Written request: Every entry must be copied word for word.

━━━━━━━━

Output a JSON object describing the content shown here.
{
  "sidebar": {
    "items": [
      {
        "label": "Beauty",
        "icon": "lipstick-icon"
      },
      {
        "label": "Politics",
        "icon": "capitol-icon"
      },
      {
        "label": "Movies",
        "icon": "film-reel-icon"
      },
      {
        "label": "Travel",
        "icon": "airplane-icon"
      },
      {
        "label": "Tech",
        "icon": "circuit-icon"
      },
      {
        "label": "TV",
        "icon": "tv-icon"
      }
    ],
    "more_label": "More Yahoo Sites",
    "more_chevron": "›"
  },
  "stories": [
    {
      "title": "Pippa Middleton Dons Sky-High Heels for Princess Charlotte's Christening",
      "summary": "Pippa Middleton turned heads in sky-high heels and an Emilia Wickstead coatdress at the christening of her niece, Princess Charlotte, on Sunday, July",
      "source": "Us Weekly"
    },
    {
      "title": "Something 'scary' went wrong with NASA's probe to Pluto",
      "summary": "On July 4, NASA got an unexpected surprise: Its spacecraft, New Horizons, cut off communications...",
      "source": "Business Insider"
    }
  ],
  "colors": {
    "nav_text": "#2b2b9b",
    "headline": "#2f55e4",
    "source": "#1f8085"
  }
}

━━━━━━━━

Answer to this task:
Output a JSON object describing the content shown here.
{
  "sidebar": {
    "items": [
      {
        "label": "Beauty",
        "icon": "lipstick-icon"
      },
      {
        "label": "Politics",
        "icon": "capitol-icon"
      },
      {
        "label": "Movies",
        "icon": "film-reel-icon"
      },
      {
        "label": "Travel",
        "icon": "airplane-icon"
      },
      {
        "label": "Tech",
        "icon": "circuit-icon"
      },
      {
        "label": "TV",
        "icon": "tv-icon"
      }
    ],
    "more_label": "More Yahoo Sites",
    "more_chevron": "›"
  },
  "stories": [
    {
      "title": "Pippa Middleton Dons Sky-High Heels for Princess Charlotte's Christening",
      "summary": "Pippa Middleton turned heads in sky-high heels and an Emilia Wickstead coatdress at the christening of her niece, Princess Charlotte, on Sunday, July",
      "source": "Us Weekly"
    },
    {
      "title": "Something 'scary' went wrong with NASA's probe to Pluto",
      "summary": "On July 4, NASA got an unexpected surprise: Its spacecraft, New Horizons, cut off communications...",
      "source": "Business Insider"
    }
  ],
  "colors": {
    "nav_text": "#2b2b9b",
    "headline": "#2f55e4",
    "source": "#1f8085"
  }
}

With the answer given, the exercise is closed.